**OBJECTIVE:** Count the lines containing "person" in the entries underneath, and state that count without anything else.

§ §

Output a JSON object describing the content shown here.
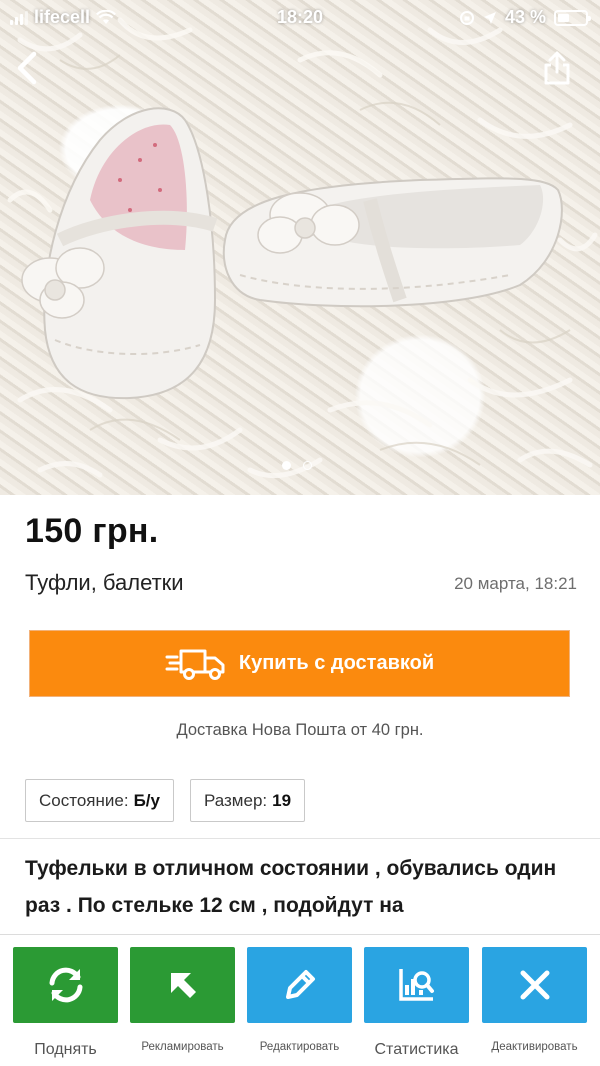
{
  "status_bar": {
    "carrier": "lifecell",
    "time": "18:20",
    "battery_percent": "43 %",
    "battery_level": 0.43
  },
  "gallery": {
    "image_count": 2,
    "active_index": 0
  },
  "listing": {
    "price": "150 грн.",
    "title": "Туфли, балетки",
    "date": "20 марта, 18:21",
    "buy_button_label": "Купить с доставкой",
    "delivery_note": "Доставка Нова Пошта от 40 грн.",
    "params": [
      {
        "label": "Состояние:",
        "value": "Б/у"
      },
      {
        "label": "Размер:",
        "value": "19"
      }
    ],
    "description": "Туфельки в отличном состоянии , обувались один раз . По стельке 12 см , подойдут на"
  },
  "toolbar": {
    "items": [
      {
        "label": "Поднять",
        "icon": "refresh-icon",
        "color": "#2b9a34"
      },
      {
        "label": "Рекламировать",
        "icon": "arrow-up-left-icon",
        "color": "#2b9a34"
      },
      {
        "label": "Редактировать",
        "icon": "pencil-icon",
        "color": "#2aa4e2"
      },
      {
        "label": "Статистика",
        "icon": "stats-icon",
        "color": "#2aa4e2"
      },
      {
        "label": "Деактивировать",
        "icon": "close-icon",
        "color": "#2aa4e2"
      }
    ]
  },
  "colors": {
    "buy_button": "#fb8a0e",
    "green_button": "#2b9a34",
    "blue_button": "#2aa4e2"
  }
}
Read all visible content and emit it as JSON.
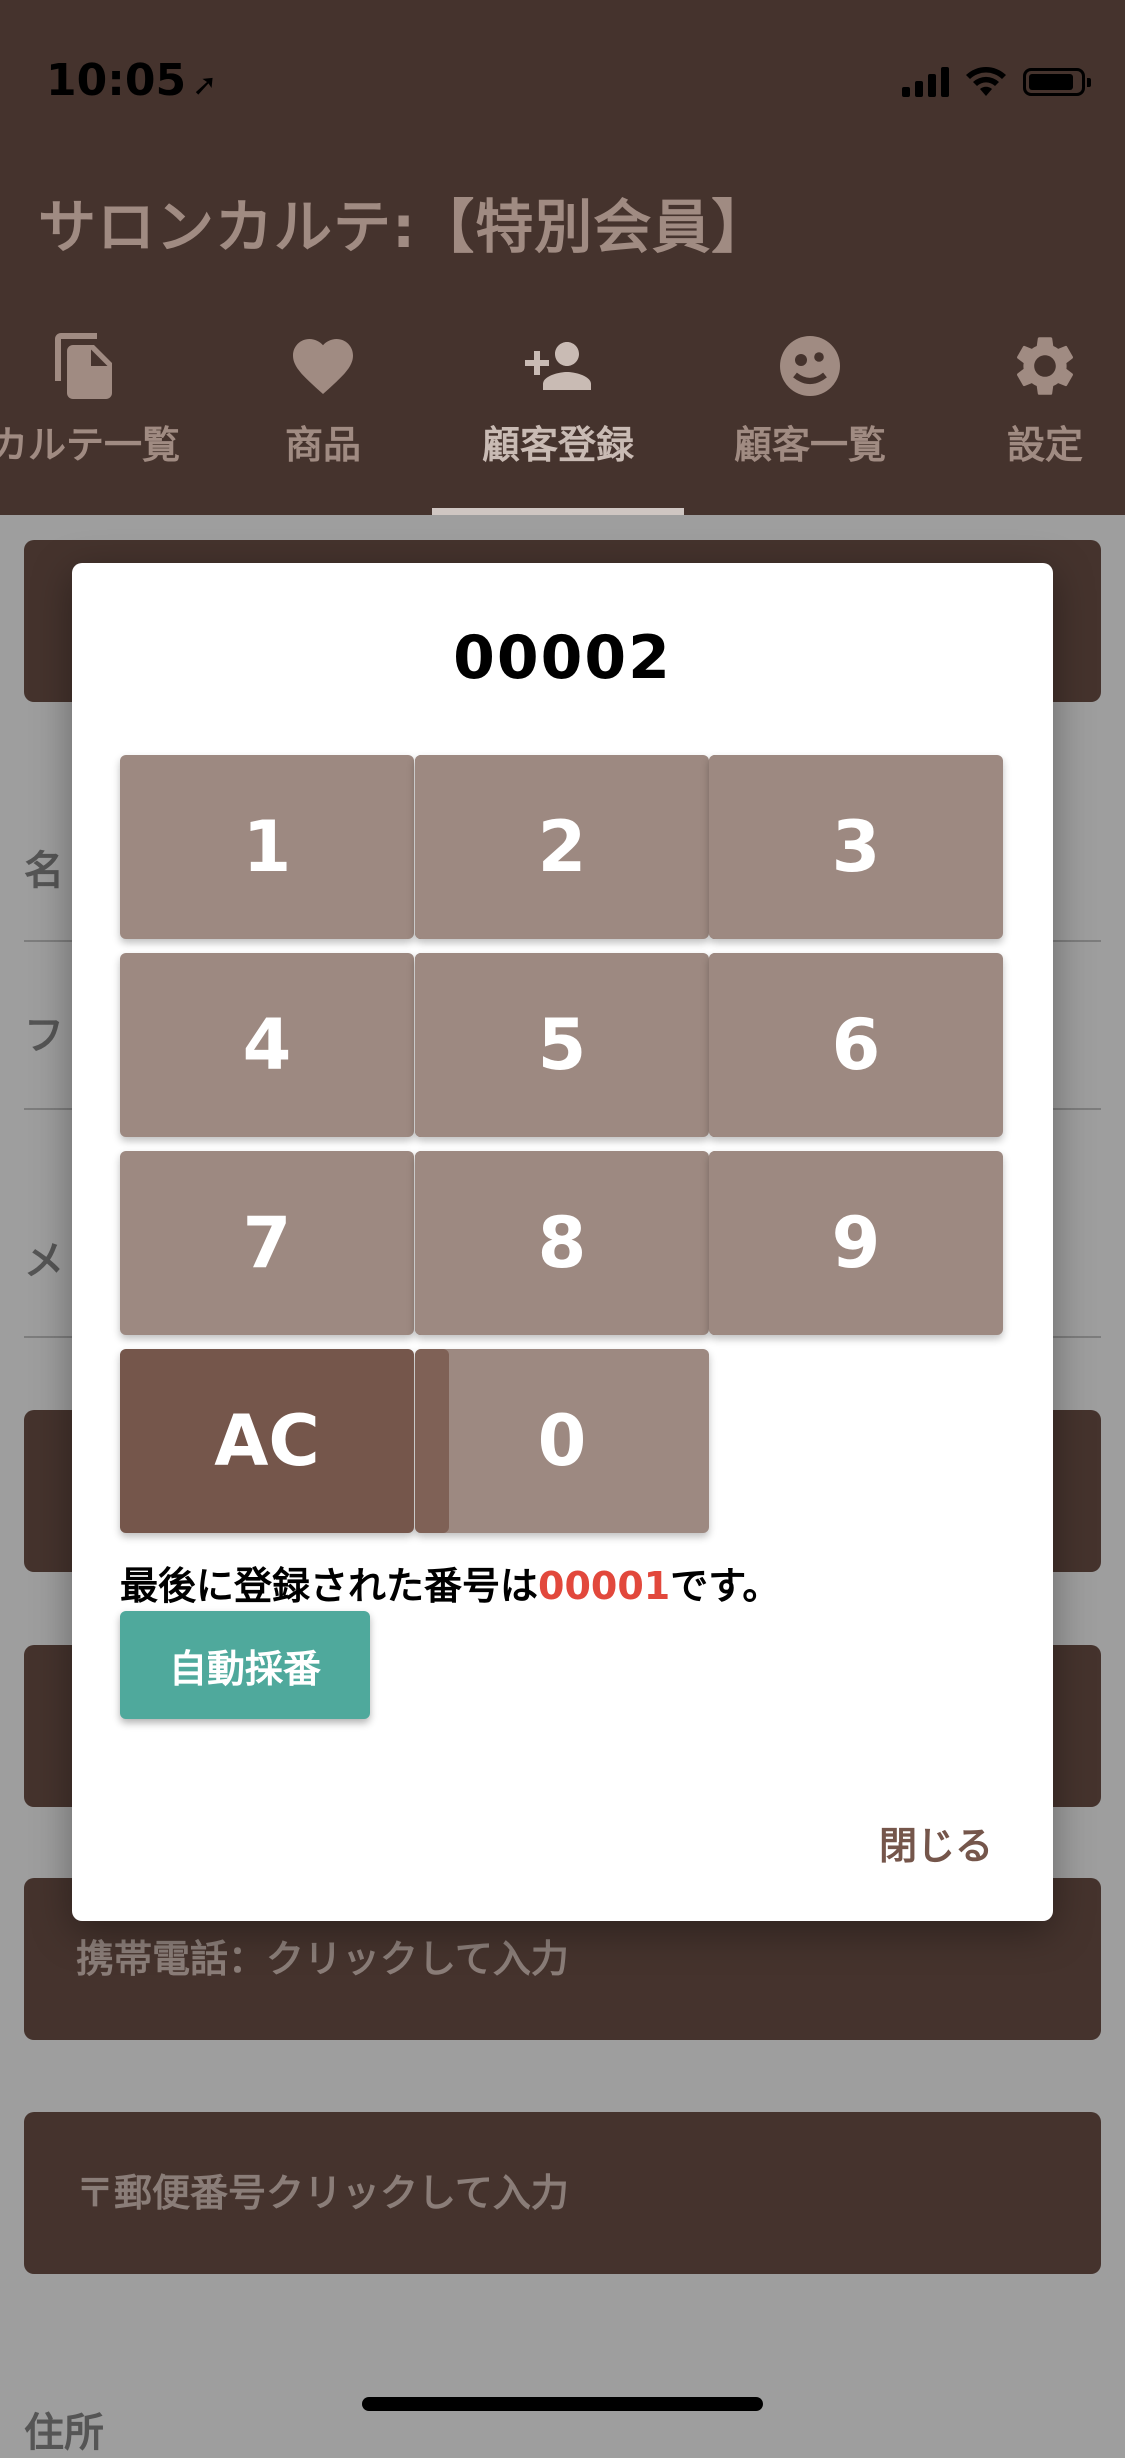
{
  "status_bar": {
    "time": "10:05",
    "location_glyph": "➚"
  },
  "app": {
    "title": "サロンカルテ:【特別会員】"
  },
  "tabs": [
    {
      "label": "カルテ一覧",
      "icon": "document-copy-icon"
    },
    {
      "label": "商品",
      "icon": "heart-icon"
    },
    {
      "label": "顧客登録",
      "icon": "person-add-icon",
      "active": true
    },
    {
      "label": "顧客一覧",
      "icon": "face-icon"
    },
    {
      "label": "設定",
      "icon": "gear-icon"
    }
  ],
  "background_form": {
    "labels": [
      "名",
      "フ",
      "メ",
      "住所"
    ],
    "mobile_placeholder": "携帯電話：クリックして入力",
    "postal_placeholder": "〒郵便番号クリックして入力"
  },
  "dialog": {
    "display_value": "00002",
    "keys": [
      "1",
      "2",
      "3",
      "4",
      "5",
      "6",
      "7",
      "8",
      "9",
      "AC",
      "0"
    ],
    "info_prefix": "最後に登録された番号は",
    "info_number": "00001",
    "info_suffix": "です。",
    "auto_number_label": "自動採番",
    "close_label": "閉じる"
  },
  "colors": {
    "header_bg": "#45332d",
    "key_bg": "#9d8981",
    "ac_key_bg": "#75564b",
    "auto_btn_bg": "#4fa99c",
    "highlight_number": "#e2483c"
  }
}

§ §

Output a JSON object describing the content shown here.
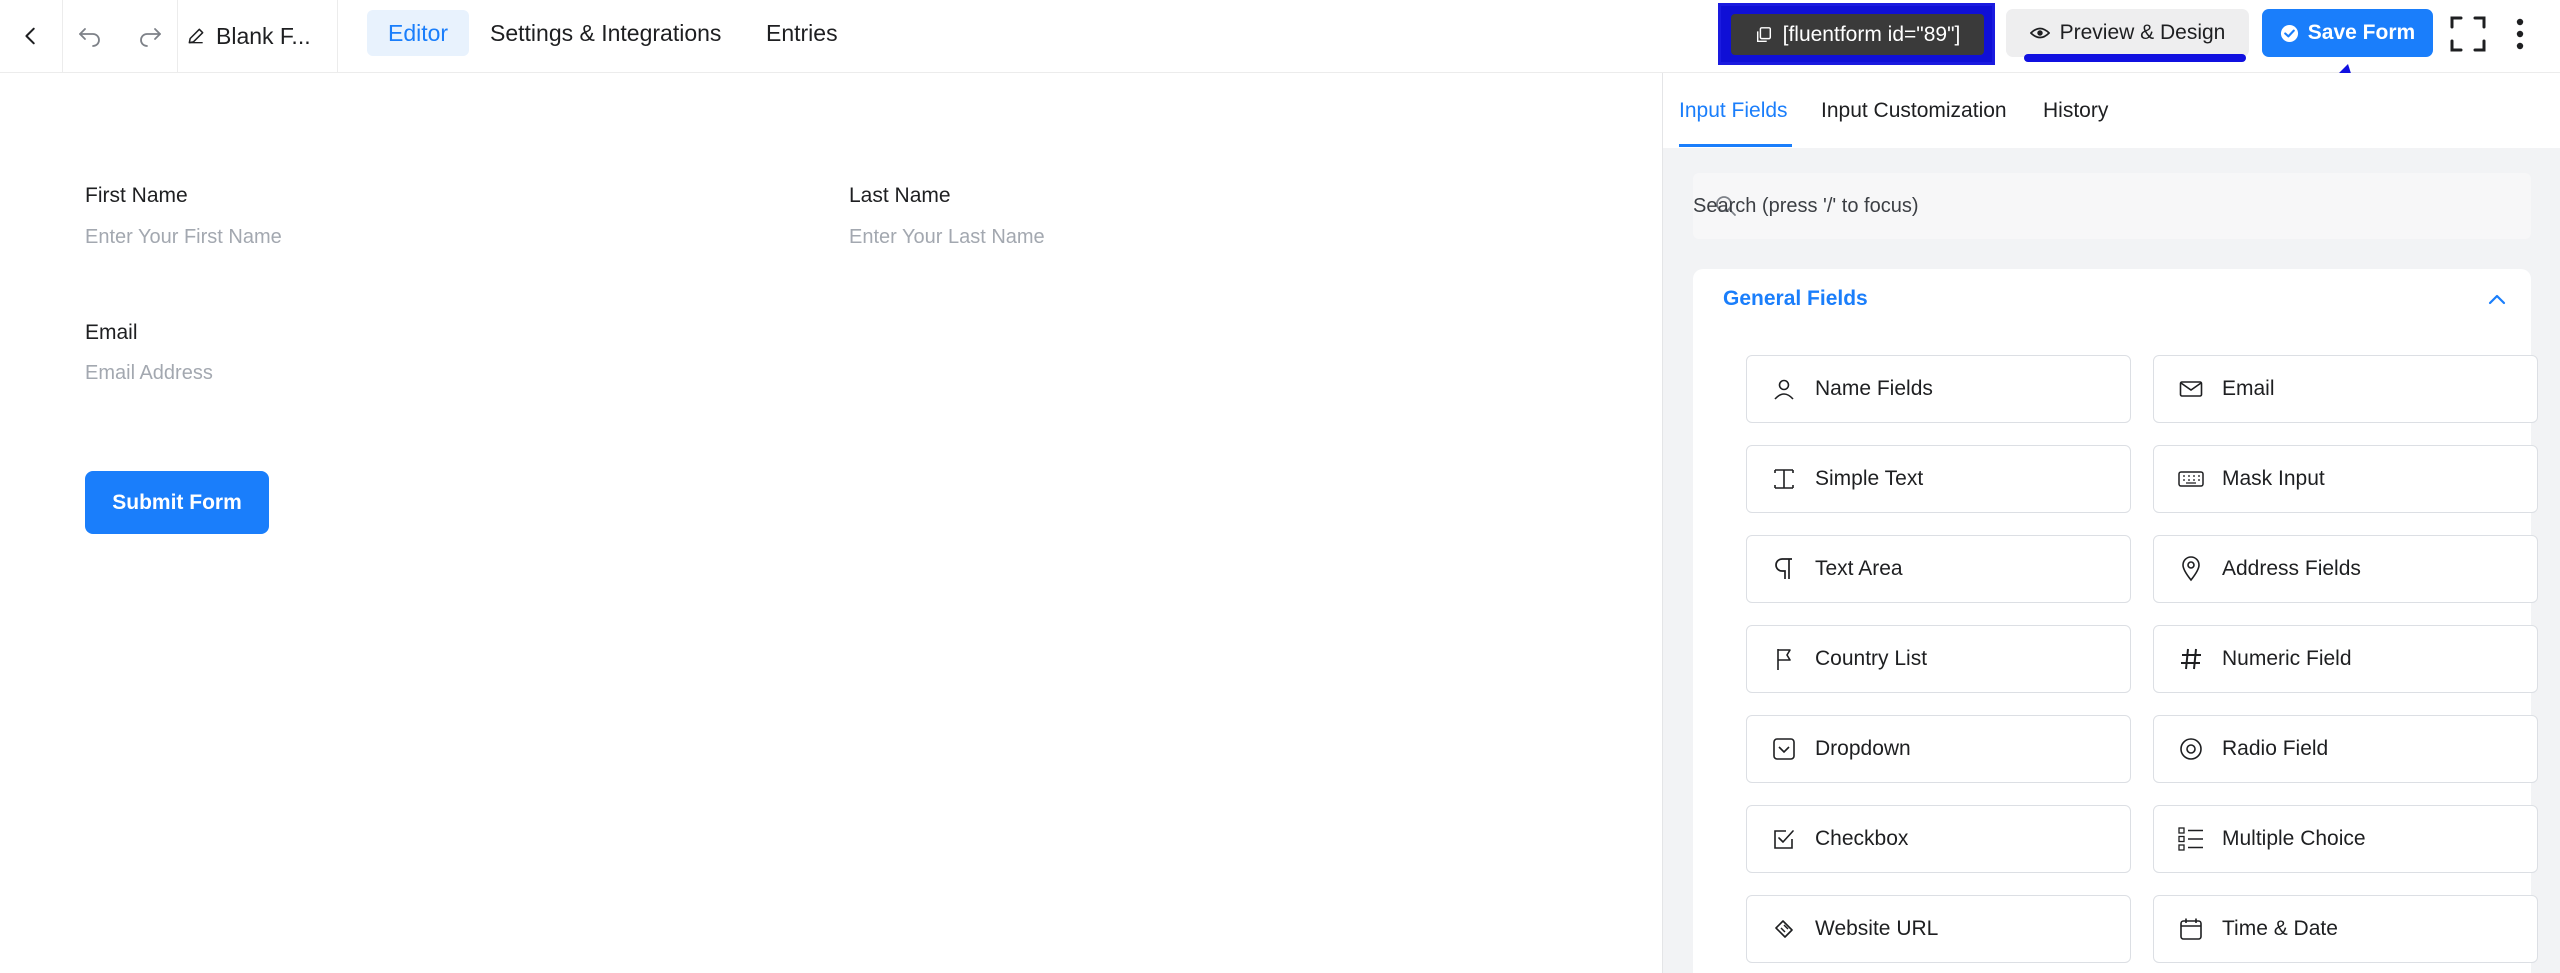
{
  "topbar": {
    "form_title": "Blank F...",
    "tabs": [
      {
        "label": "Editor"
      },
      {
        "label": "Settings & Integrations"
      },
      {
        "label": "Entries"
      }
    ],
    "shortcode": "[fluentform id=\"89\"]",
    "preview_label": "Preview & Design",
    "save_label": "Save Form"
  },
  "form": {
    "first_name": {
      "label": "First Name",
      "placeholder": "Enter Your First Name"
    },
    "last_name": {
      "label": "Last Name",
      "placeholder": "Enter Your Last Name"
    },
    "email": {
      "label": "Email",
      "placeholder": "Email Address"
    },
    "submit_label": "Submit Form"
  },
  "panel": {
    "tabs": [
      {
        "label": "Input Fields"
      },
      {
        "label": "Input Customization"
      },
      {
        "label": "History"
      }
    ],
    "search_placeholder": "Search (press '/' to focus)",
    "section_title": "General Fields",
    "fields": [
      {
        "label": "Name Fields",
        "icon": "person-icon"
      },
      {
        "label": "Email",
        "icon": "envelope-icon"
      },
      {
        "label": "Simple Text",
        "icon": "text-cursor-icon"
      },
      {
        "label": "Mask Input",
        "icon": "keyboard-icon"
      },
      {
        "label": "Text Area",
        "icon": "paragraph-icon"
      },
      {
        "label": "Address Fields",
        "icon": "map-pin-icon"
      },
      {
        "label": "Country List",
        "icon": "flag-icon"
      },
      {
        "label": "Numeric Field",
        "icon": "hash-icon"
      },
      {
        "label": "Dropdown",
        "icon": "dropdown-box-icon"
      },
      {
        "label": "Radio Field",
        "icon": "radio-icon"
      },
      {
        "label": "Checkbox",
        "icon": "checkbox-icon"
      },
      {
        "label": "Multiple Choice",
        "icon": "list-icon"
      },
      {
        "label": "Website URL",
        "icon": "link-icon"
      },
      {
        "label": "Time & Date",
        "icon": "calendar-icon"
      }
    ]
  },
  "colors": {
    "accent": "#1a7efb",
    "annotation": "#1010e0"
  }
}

§ §

**ANSWER FOR THE TASK:** 2